▸ Do this:
Please translate this sentence from the saddle forum thread into Spanish: "Try to borrow one before you buy."

▸ Passage to read:
# Thoughts on HDR Devrel Classic CC Saddle?



## Saddlebag (Jan 17, 2011)

Try to borrow one before you buy. They're not top of the line, just better than economy saddles.


----------



## BugZapper89 (Jun 30, 2014)

Saddlebag, I agree. I am not a fan of how they fit and do not put the rider in a good position. They are OK , but it would be better money spent on a used quality saddle.


----------



## LiveJumpLove (Dec 29, 2012)

Ok thanks ya I'm going to try one first before I decide to buy it or not...any other saddles around the same price range you guys would recommend instead? 
Thanks!


----------



## NBEventer (Sep 15, 2012)

Some HDRs are better then others. I have the Fletcher Eventer and it is beautiful, puts me in a great position, fits my horse like a dream and the leather is buttery soft. Ive had it fitted by two different fitters and they both comment on how lovely of a saddle it is and how well made it is.

The HDR Advantage is one I am not a fan of. I find it cheap and poor quality. The one you are looking at I like. I have a couple students with one and find it to be a decent saddle.


----------



## MyBoyPuck (Mar 27, 2009)

If you have a shorter legs, Thorowgood just came out with a new jump saddle. It's about the same price as the HDR, is wool flocked and fits most horses/riders very well. It's a forward but not long flap, so it's not great for longer legs. I just had to send mine back despite loving everything else about it.


----------



## LiveJumpLove (Dec 29, 2012)

NBEventer said:


> Some HDRs are better then others. I have the Fletcher Eventer and it is beautiful, puts me in a great position, fits my horse like a dream and the leather is buttery soft. Ive had it fitted by two different fitters and they both comment on how lovely of a saddle it is and how well made it is.
> 
> The HDR Advantage is one I am not a fan of. I find it cheap and poor quality. The one you are looking at I like. I have a couple students with one and find it to be a decent saddle.


Okay thanks! Do you find the HDR Devrel Classic is cheaper looking and looks like a bad quality saddle in person or does it look like the picture? Also how do they find the fit of it? Thanks again!!!


----------

▸ Given entries:
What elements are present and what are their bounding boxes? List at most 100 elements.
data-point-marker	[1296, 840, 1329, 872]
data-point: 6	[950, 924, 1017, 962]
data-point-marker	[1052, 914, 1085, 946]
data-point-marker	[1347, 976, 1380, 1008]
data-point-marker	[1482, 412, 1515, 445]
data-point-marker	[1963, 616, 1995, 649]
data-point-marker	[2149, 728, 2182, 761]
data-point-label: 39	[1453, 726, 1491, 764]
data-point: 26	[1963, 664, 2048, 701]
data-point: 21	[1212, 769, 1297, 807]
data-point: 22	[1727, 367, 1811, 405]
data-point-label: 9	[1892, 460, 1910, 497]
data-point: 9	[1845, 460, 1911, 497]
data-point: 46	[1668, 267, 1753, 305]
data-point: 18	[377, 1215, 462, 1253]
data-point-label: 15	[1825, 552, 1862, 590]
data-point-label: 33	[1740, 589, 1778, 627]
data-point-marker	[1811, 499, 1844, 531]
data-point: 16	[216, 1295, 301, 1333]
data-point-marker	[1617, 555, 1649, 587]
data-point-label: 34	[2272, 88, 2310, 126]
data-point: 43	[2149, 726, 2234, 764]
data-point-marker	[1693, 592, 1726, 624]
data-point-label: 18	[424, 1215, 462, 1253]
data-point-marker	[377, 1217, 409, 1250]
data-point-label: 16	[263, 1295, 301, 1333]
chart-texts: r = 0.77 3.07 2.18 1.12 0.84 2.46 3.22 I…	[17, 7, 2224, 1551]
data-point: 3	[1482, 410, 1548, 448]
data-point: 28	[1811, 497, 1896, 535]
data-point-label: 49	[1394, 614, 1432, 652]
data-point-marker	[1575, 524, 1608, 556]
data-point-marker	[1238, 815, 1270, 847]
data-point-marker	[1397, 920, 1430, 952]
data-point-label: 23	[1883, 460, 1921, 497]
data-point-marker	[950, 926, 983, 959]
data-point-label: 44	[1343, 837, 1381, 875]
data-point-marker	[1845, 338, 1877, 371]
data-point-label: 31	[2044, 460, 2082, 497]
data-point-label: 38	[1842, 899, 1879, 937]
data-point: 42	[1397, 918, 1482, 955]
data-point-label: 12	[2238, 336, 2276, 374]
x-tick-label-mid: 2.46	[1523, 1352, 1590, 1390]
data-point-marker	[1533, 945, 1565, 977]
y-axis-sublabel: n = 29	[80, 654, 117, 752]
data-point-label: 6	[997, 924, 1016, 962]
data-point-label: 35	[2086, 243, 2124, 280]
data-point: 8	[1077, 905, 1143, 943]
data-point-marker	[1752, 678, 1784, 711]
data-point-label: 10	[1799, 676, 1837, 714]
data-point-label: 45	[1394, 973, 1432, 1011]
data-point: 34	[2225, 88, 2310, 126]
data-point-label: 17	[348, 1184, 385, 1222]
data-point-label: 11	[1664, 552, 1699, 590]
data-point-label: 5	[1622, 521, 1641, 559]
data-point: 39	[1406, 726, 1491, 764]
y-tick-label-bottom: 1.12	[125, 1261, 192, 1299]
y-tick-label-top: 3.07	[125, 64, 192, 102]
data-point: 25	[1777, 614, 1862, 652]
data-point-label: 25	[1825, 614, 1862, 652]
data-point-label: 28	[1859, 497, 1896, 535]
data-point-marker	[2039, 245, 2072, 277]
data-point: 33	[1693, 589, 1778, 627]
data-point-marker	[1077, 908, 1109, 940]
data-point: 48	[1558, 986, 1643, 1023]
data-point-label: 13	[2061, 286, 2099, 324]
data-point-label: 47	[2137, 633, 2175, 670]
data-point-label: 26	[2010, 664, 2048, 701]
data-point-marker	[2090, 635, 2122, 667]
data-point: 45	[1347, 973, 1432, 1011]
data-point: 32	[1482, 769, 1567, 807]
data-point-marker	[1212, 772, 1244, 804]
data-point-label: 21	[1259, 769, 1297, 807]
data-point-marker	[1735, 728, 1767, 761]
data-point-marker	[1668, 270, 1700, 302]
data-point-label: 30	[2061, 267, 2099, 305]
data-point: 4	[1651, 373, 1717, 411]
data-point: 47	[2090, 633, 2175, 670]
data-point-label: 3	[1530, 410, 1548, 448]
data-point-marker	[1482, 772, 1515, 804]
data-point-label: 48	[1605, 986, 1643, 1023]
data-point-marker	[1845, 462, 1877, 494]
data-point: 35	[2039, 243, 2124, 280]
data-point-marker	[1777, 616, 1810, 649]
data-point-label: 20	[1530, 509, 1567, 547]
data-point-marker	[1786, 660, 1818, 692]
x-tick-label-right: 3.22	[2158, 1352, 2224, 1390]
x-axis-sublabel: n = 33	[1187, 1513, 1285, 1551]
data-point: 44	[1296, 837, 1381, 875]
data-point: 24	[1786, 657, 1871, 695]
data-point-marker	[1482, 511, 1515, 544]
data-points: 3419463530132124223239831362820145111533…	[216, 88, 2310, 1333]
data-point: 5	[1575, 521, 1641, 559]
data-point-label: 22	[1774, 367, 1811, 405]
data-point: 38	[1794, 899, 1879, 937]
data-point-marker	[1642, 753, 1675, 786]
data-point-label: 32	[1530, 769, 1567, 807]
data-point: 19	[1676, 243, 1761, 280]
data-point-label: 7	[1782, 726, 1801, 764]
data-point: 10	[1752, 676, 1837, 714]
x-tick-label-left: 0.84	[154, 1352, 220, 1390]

▸ Full answer:
Intenta pedir uno prestado antes de comprarlo.